* _DATASET_
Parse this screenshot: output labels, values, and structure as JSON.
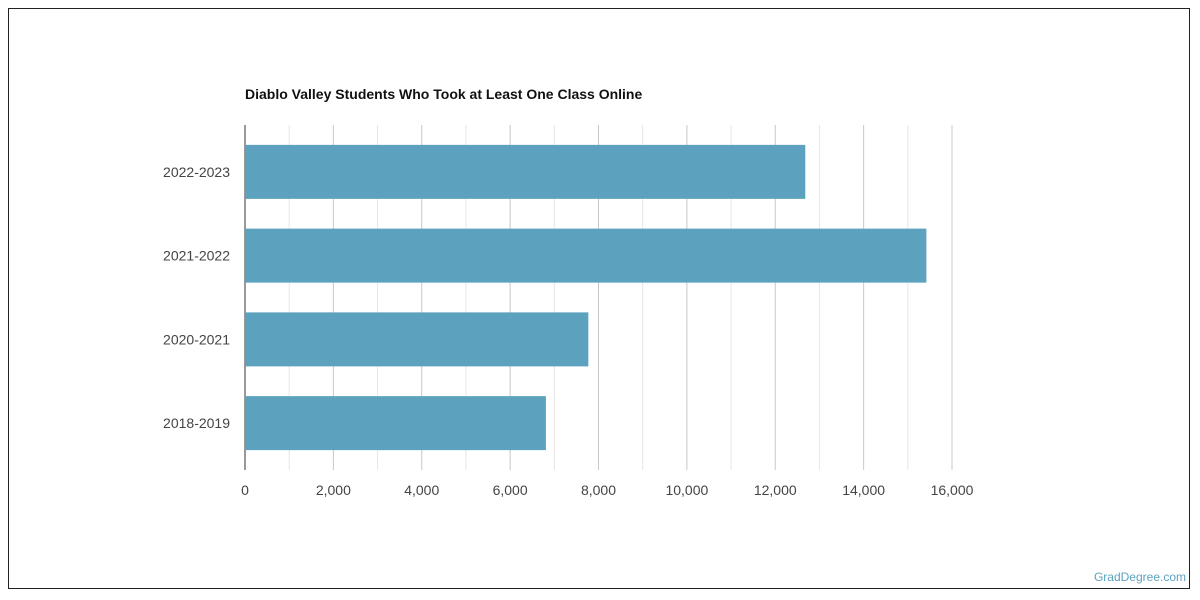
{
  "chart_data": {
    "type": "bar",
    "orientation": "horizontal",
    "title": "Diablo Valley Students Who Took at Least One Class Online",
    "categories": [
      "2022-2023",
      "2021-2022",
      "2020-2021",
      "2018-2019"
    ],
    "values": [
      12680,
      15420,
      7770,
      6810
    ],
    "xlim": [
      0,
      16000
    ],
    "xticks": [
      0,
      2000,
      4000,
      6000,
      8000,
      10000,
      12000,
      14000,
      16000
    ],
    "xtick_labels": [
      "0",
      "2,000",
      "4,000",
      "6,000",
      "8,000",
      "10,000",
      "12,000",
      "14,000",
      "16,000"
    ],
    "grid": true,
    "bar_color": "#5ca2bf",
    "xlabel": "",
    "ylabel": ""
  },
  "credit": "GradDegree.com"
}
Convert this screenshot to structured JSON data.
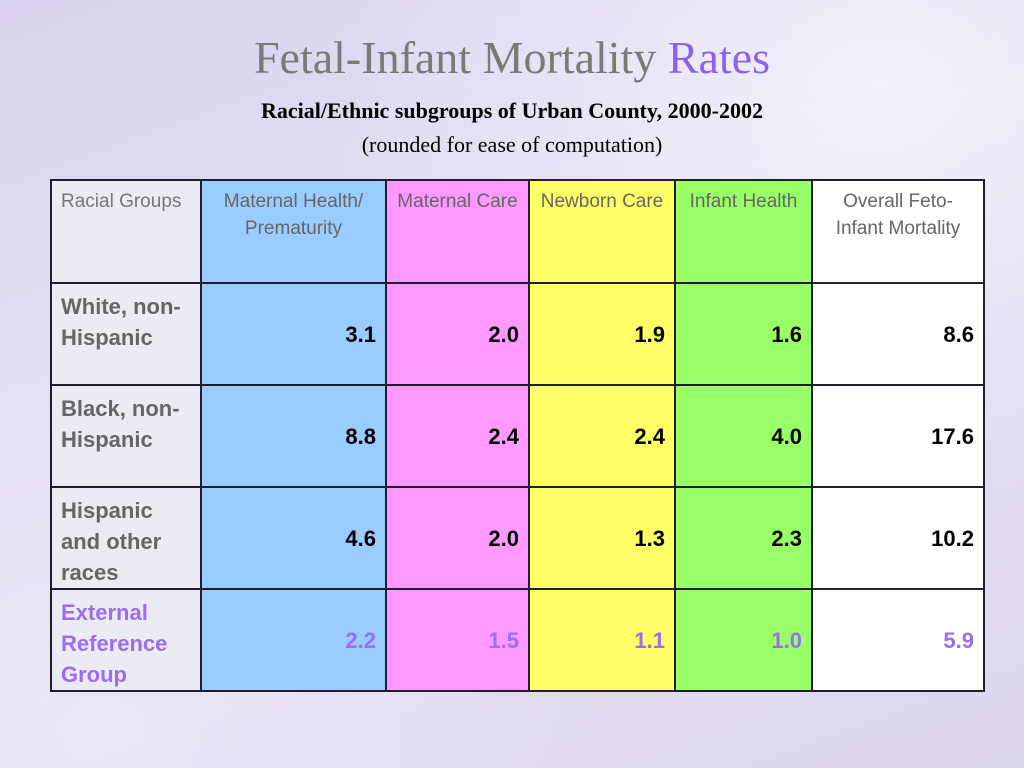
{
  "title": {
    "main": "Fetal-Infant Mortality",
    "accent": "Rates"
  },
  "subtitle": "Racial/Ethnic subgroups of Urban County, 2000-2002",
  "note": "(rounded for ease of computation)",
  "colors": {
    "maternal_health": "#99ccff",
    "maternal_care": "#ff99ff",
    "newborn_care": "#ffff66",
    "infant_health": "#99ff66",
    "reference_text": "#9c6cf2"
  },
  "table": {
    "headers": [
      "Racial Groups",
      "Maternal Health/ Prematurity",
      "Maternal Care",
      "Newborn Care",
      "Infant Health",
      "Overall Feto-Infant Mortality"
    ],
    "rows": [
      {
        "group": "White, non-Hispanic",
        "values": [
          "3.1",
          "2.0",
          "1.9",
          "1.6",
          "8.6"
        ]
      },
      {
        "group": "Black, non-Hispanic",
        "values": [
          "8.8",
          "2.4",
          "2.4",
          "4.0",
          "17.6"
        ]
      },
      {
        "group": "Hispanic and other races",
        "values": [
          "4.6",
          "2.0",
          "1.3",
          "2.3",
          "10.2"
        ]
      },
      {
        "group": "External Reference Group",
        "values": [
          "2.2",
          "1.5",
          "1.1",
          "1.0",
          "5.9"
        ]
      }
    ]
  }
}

* _TASK PROMPT_
Working from the material above, transcribe it exactly while omitting pictures.

* _SOLUTION_
Parse this screenshot: output labels, values, and structure as JSON.
{
  "chart_data": {
    "type": "bar",
    "orientation": "horizontal",
    "title": "Diablo Valley Students Who Took at Least One Class Online",
    "categories": [
      "2022-2023",
      "2021-2022",
      "2020-2021",
      "2018-2019"
    ],
    "values": [
      12680,
      15420,
      7770,
      6810
    ],
    "xlim": [
      0,
      16000
    ],
    "xticks": [
      0,
      2000,
      4000,
      6000,
      8000,
      10000,
      12000,
      14000,
      16000
    ],
    "xtick_labels": [
      "0",
      "2,000",
      "4,000",
      "6,000",
      "8,000",
      "10,000",
      "12,000",
      "14,000",
      "16,000"
    ],
    "grid": true,
    "bar_color": "#5ca2bf",
    "xlabel": "",
    "ylabel": ""
  },
  "credit": "GradDegree.com"
}
Convert this screenshot to structured JSON data.
{
  "title": {
    "main": "Fetal-Infant Mortality",
    "accent": "Rates"
  },
  "subtitle": "Racial/Ethnic subgroups of Urban County, 2000-2002",
  "note": "(rounded for ease of computation)",
  "colors": {
    "maternal_health": "#99ccff",
    "maternal_care": "#ff99ff",
    "newborn_care": "#ffff66",
    "infant_health": "#99ff66",
    "reference_text": "#9c6cf2"
  },
  "table": {
    "headers": [
      "Racial Groups",
      "Maternal Health/ Prematurity",
      "Maternal Care",
      "Newborn Care",
      "Infant Health",
      "Overall Feto-Infant Mortality"
    ],
    "rows": [
      {
        "group": "White, non-Hispanic",
        "values": [
          "3.1",
          "2.0",
          "1.9",
          "1.6",
          "8.6"
        ]
      },
      {
        "group": "Black, non-Hispanic",
        "values": [
          "8.8",
          "2.4",
          "2.4",
          "4.0",
          "17.6"
        ]
      },
      {
        "group": "Hispanic and other races",
        "values": [
          "4.6",
          "2.0",
          "1.3",
          "2.3",
          "10.2"
        ]
      },
      {
        "group": "External Reference Group",
        "values": [
          "2.2",
          "1.5",
          "1.1",
          "1.0",
          "5.9"
        ]
      }
    ]
  }
}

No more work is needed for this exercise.